(Dataset rows)
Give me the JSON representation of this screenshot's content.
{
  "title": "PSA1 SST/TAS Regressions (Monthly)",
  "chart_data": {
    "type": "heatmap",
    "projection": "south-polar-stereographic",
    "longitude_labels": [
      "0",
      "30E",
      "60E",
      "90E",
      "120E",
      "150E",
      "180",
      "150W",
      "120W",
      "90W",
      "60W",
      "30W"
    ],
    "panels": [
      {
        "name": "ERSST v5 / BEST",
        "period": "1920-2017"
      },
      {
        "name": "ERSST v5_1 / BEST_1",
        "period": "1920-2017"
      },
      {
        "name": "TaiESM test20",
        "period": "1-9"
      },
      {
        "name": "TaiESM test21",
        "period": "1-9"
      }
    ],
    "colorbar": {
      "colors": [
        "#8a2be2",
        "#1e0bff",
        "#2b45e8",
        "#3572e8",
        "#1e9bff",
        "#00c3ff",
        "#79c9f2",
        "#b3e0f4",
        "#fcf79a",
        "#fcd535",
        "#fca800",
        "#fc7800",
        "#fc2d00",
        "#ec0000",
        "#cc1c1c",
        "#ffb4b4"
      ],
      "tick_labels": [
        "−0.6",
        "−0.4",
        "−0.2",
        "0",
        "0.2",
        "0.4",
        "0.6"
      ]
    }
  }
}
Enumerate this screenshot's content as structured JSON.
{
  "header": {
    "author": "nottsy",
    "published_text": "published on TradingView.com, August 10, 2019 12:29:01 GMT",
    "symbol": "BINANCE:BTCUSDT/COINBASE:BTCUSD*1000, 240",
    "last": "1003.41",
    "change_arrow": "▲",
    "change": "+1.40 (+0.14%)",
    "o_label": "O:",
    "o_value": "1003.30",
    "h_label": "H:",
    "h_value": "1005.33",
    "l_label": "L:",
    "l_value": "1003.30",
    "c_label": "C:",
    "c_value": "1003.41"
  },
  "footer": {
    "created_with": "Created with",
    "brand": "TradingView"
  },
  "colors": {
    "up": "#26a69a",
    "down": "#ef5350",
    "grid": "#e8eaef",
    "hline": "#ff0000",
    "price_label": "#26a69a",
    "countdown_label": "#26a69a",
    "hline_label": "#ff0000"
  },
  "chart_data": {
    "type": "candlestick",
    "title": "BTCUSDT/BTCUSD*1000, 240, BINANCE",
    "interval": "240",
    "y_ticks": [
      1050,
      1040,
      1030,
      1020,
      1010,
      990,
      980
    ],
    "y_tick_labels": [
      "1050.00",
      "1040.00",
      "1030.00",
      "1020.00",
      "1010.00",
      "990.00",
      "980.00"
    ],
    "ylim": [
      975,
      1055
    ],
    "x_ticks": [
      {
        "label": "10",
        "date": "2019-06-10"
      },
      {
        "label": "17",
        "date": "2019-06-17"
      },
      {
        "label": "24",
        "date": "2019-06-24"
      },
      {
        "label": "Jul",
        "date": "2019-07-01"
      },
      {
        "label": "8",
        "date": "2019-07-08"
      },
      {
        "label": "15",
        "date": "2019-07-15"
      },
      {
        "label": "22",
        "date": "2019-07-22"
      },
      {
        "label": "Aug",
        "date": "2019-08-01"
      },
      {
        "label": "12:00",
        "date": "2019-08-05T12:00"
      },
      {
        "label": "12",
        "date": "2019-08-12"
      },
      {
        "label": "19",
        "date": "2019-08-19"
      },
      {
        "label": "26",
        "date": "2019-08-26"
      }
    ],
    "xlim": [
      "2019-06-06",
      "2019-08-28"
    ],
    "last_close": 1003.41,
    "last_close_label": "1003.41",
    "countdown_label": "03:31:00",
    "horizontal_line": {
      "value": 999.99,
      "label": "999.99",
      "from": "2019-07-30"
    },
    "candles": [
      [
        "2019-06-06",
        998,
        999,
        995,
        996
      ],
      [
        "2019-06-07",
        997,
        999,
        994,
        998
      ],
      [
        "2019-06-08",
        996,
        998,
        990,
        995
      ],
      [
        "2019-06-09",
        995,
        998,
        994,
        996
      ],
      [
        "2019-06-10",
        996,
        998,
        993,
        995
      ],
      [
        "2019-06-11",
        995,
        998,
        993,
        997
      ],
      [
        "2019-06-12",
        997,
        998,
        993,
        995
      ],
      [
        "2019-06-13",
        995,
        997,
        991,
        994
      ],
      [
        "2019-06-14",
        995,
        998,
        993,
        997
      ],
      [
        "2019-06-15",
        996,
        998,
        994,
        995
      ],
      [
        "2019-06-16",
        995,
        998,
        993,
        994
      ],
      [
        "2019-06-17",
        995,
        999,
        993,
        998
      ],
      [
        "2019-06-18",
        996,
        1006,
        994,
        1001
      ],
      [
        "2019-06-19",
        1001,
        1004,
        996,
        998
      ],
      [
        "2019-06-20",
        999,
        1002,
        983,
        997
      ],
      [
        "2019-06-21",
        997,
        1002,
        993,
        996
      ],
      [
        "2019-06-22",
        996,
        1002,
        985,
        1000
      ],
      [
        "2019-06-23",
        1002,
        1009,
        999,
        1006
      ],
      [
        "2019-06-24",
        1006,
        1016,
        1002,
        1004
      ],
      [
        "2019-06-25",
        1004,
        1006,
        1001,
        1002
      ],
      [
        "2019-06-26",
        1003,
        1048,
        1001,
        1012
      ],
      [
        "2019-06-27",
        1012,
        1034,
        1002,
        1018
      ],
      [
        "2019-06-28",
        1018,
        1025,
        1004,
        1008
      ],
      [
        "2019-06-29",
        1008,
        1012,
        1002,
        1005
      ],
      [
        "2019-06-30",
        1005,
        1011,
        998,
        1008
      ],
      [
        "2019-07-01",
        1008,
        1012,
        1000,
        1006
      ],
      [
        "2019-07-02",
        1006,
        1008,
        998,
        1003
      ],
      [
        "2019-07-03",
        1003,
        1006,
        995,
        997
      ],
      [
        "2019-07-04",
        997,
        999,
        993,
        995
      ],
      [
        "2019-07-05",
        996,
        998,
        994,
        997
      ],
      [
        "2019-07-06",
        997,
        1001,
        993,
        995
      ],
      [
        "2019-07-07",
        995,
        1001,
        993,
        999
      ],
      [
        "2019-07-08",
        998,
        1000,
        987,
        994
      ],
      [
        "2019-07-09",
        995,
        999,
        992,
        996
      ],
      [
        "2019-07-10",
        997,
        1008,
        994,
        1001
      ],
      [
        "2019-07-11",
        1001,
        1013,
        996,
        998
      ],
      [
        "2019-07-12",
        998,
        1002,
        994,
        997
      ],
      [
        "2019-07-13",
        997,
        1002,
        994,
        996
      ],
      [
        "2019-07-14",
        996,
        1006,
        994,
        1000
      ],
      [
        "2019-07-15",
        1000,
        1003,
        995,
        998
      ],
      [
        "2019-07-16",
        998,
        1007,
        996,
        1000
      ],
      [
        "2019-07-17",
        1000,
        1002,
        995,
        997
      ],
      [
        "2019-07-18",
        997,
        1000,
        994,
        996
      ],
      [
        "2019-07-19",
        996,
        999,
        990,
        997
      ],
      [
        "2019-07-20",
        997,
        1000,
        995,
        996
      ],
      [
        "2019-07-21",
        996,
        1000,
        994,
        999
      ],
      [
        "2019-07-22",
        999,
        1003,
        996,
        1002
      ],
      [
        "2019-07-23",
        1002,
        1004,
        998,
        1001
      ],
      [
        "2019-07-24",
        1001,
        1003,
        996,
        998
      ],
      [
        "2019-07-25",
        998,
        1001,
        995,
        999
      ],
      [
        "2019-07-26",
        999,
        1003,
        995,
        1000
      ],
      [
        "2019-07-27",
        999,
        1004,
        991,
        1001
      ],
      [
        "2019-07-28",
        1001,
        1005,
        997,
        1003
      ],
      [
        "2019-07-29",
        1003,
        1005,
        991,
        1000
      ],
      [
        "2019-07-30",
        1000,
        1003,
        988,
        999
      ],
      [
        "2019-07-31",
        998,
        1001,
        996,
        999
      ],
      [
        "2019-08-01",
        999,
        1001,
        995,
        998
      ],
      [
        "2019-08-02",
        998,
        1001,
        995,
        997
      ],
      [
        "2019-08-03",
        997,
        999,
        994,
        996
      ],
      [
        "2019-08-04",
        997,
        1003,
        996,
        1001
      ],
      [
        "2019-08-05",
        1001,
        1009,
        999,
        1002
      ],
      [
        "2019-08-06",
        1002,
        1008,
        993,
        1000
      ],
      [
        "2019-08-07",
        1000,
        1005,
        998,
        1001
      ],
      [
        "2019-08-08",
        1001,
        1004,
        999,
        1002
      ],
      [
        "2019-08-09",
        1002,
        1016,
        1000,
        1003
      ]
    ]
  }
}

[Work to complete]: Identify each line of the material where the word "JSON" shows up, and copy it.

[Result for this exercise]:
Give me the JSON representation of this screenshot's content.
Enumerate this screenshot's content as structured JSON.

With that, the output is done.